EXERCISE TASK
Give only the number of lines in the records that include the string "wine".

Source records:
============
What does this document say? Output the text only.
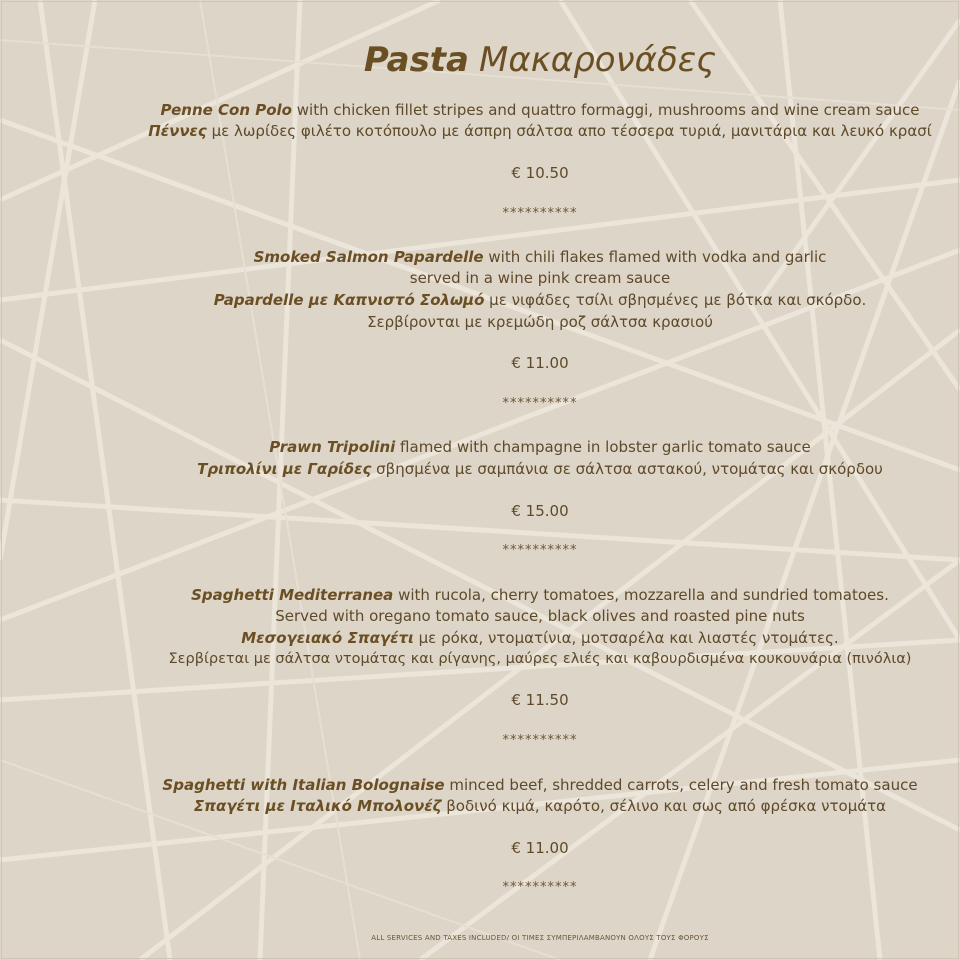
Pasta Μακαρονάδες
Penne Con Polo with chicken fillet stripes and quattro formaggi, mushrooms and wine cream sauce
Πέννες με λωρίδες φιλέτο κοτόπουλο με άσπρη σάλτσα απο τέσσερα τυριά, μανιτάρια και λευκό κρασί
€ 10.50
**********
Smoked Salmon Papardelle with chili flakes flamed with vodka and garlic
served in a wine pink cream sauce
Papardelle με Καπνιστό Σολωμό με νιφάδες τσίλι σβησμένες με βότκα και σκόρδο.
Σερβίρονται με κρεμώδη ροζ σάλτσα κρασιού
€ 11.00
**********
Prawn Tripolini flamed with champagne in lobster garlic tomato sauce
Τριπολίνι με Γαρίδες σβησμένα με σαμπάνια σε σάλτσα αστακού, ντομάτας και σκόρδου
€ 15.00
**********
Spaghetti Mediterranea with rucola, cherry tomatoes, mozzarella and sundried tomatoes.
Served with oregano tomato sauce, black olives and roasted pine nuts
Μεσογειακό Σπαγέτι με ρόκα, ντοματίνια, μοτσαρέλα και λιαστές ντομάτες.
Σερβίρεται με σάλτσα ντομάτας και ρίγανης, μαύρες ελιές και καβουρδισμένα κουκουνάρια (πινόλια)
€ 11.50
**********
Spaghetti with Italian Bolognaise minced beef, shredded carrots, celery and fresh tomato sauce
Σπαγέτι με Ιταλικό Μπολονέζ βοδινό κιμά, καρότο, σέλινο και σως από φρέσκα ντομάτα
€ 11.00
**********
ALL SERVICES AND TAXES INCLUDED/ ΟΙ ΤΙΜΕΣ ΣΥΜΠΕΡΙΛΑΜΒΑΝΟΥΝ ΟΛΟΥΣ ΤΟΥΣ ΦΟΡΟΥΣ
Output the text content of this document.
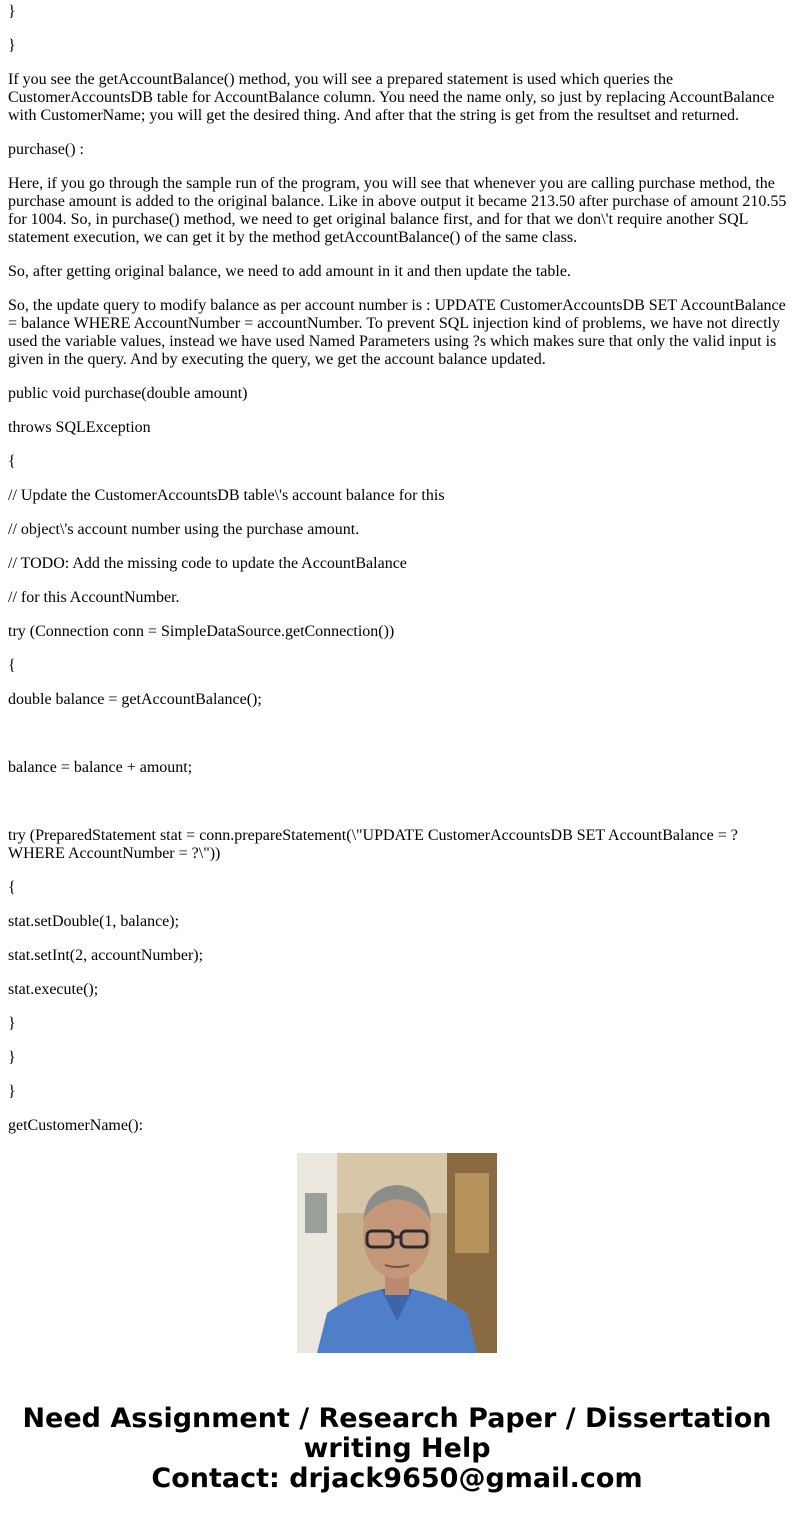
}

}

If you see the getAccountBalance() method, you will see a prepared statement is used which queries the CustomerAccountsDB table for AccountBalance column. You need the name only, so just by replacing AccountBalance with CustomerName; you will get the desired thing. And after that the string is get from the resultset and returned.

purchase() :

Here, if you go through the sample run of the program, you will see that whenever you are calling purchase method, the purchase amount is added to the original balance. Like in above output it became 213.50 after purchase of amount 210.55 for 1004. So, in purchase() method, we need to get original balance first, and for that we don\'t require another SQL statement execution, we can get it by the method getAccountBalance() of the same class.

So, after getting original balance, we need to add amount in it and then update the table.

So, the update query to modify balance as per account number is : UPDATE CustomerAccountsDB SET AccountBalance = balance WHERE AccountNumber = accountNumber. To prevent SQL injection kind of problems, we have not directly used the variable values, instead we have used Named Parameters using ?s which makes sure that only the valid input is given in the query. And by executing the query, we get the account balance updated.

public void purchase(double amount)

throws SQLException

{

// Update the CustomerAccountsDB table\'s account balance for this

// object\'s account number using the purchase amount.

// TODO: Add the missing code to update the AccountBalance

// for this AccountNumber.

try (Connection conn = SimpleDataSource.getConnection())

{

double balance = getAccountBalance();

balance = balance + amount;

try (PreparedStatement stat = conn.prepareStatement(\"UPDATE CustomerAccountsDB SET AccountBalance = ? WHERE AccountNumber = ?\"))

{

stat.setDouble(1, balance);

stat.setInt(2, accountNumber);

stat.execute();

}

}

}

getCustomerName():

Need Assignment / Research Paper / Dissertation
writing Help
Contact: drjack9650@gmail.com
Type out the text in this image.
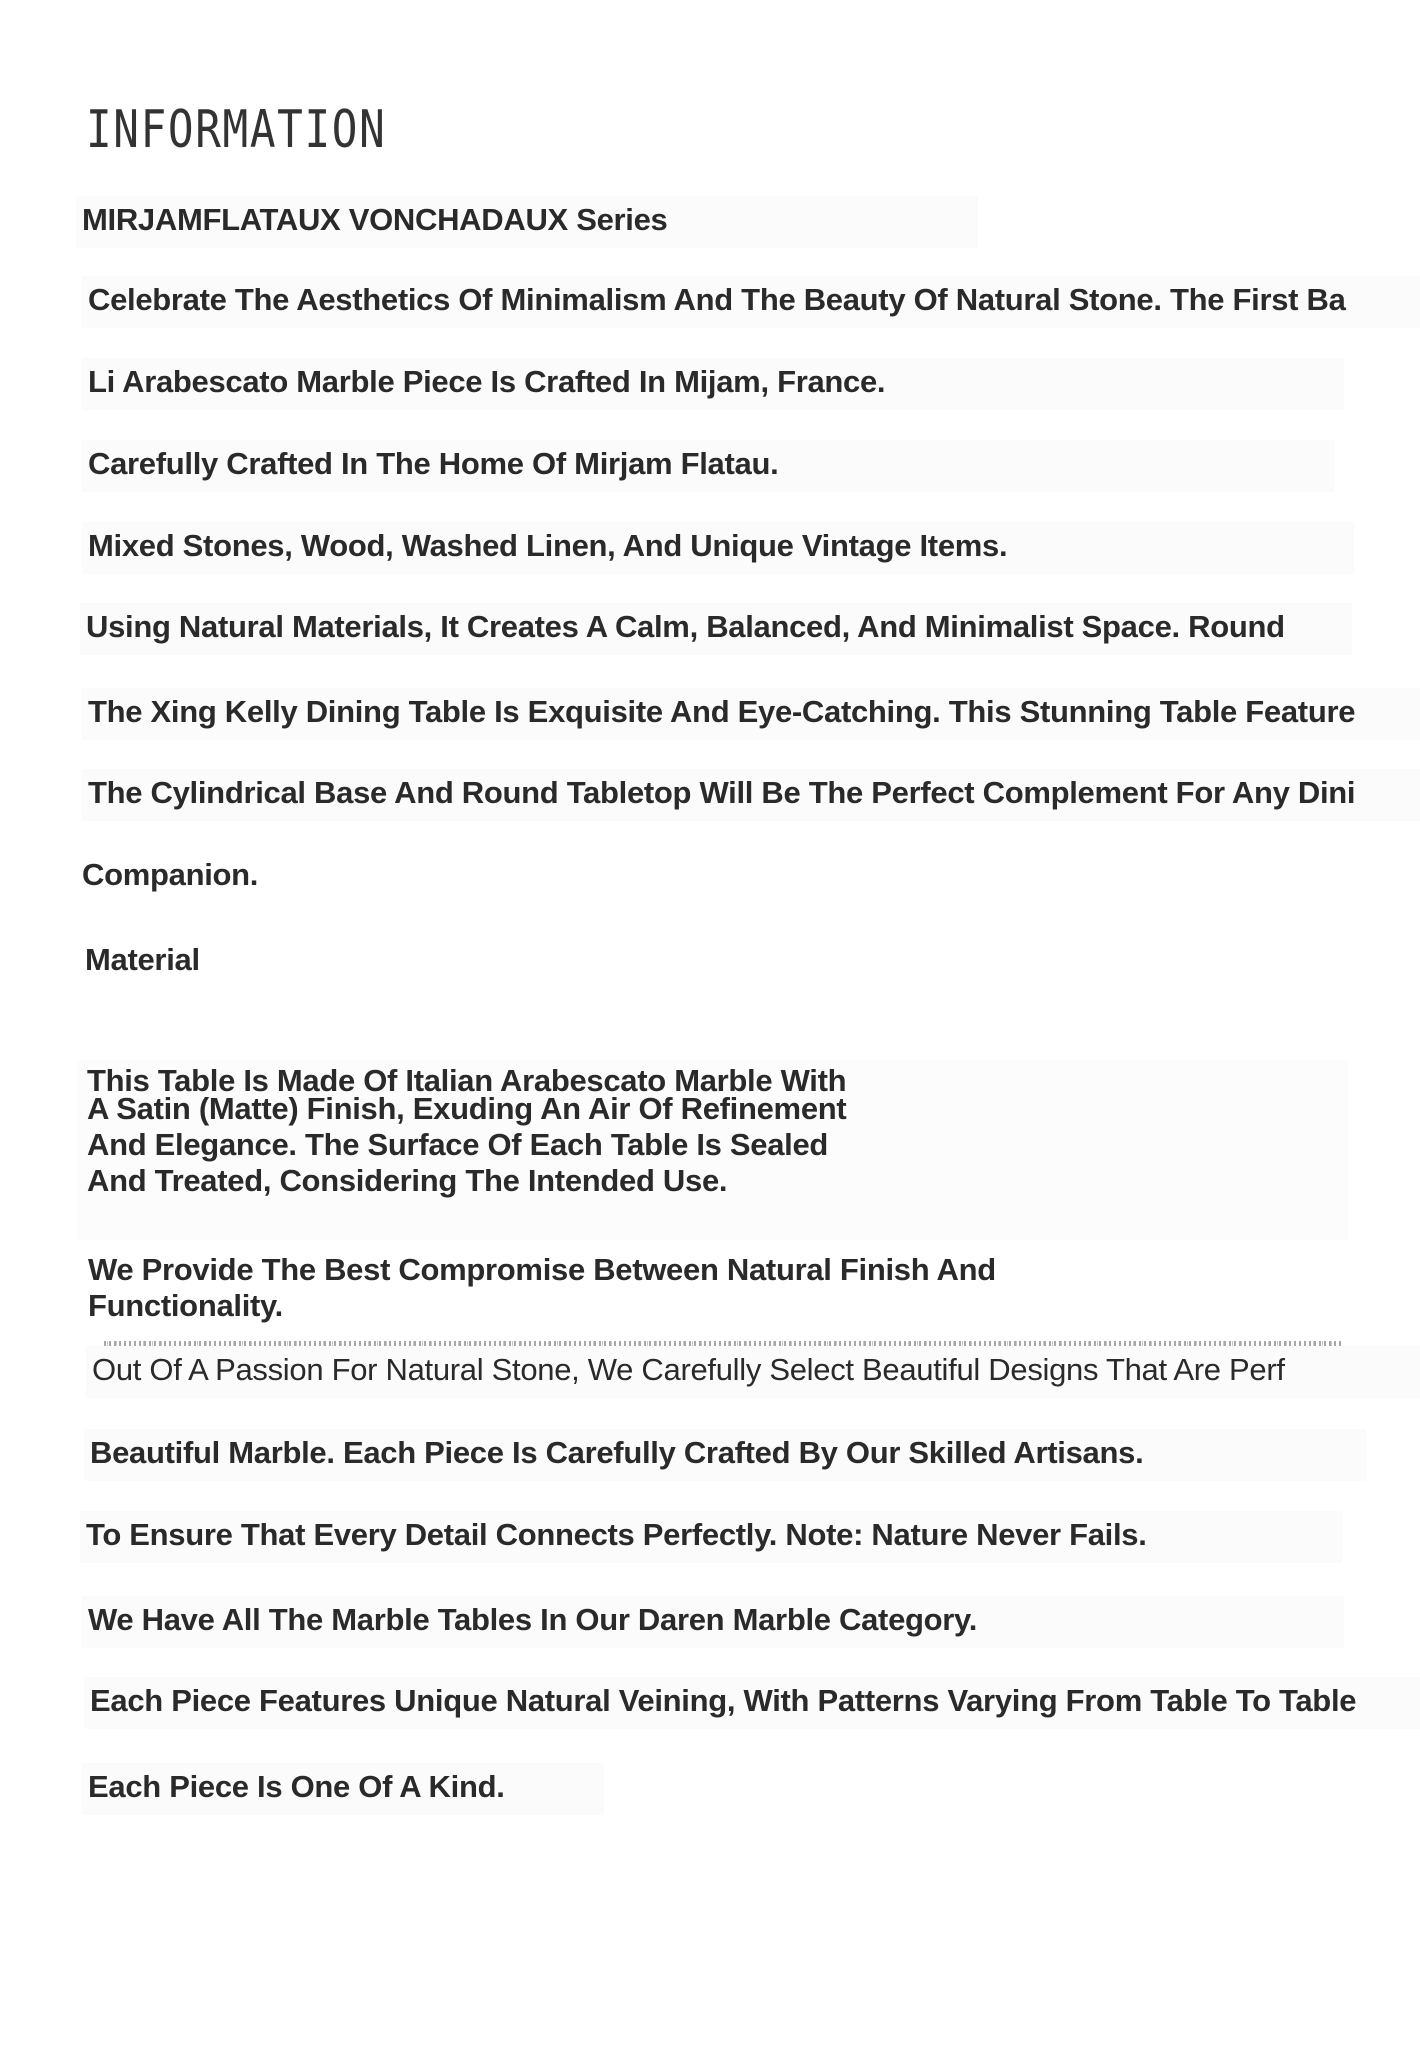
INFORMATION
MIRJAMFLATAUX VONCHADAUX Series
Celebrate The Aesthetics Of Minimalism And The Beauty Of Natural Stone. The First Ba
Li Arabescato Marble Piece Is Crafted In Mijam, France.
Carefully Crafted In The Home Of Mirjam Flatau.
Mixed Stones, Wood, Washed Linen, And Unique Vintage Items.
Using Natural Materials, It Creates A Calm, Balanced, And Minimalist Space. Round
The Xing Kelly Dining Table Is Exquisite And Eye-Catching. This Stunning Table Feature
The Cylindrical Base And Round Tabletop Will Be The Perfect Complement For Any Dini
Companion.
Material
This Table Is Made Of Italian Arabescato Marble With
A Satin (Matte) Finish, Exuding An Air Of Refinement
And Elegance. The Surface Of Each Table Is Sealed
And Treated, Considering The Intended Use.
We Provide The Best Compromise Between Natural Finish And
Functionality.
Out Of A Passion For Natural Stone, We Carefully Select Beautiful Designs That Are Perf
Beautiful Marble. Each Piece Is Carefully Crafted By Our Skilled Artisans.
To Ensure That Every Detail Connects Perfectly. Note: Nature Never Fails.
We Have All The Marble Tables In Our Daren Marble Category.
Each Piece Features Unique Natural Veining, With Patterns Varying From Table To Table
Each Piece Is One Of A Kind.
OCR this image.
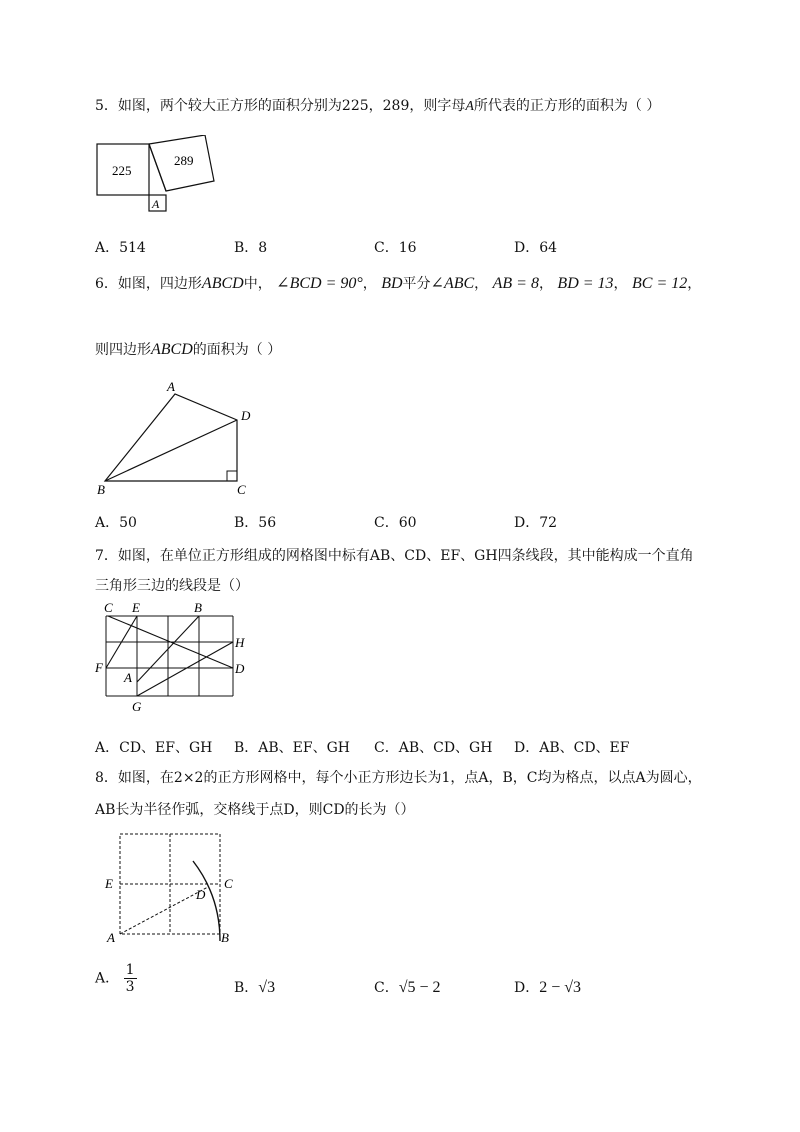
5．如图，两个较大正方形的面积分别为225，289，则字母A所代表的正方形的面积为（ ）
225
289
A
A．514	B．8	C．16	D．64
6．如图，四边形ABCD中， ∠BCD = 90°， BD平分∠ABC， AB = 8， BD = 13， BC = 12，
则四边形ABCD的面积为（ ）
A
D
B	C
A．50	B．56	C．60	D．72
7．如图，在单位正方形组成的网格图中标有AB、CD、EF、GH四条线段，其中能构成一个直角
三角形三边的线段是（）
C E	B
H
F	D
A
G
A．CD、EF、GH B．AB、EF、GH C．AB、CD、GH D．AB、CD、EF
8．如图，在2×2的正方形网格中，每个小正方形边长为1，点A，B，C均为格点，以点A为圆心，
AB长为半径作弧，交格线于点D，则CD的长为（）
E	C
D
A	B
A． $\frac{1}{3}$	B．√3	C．√5 − 2	D．2 − √3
============
THE REPLY
2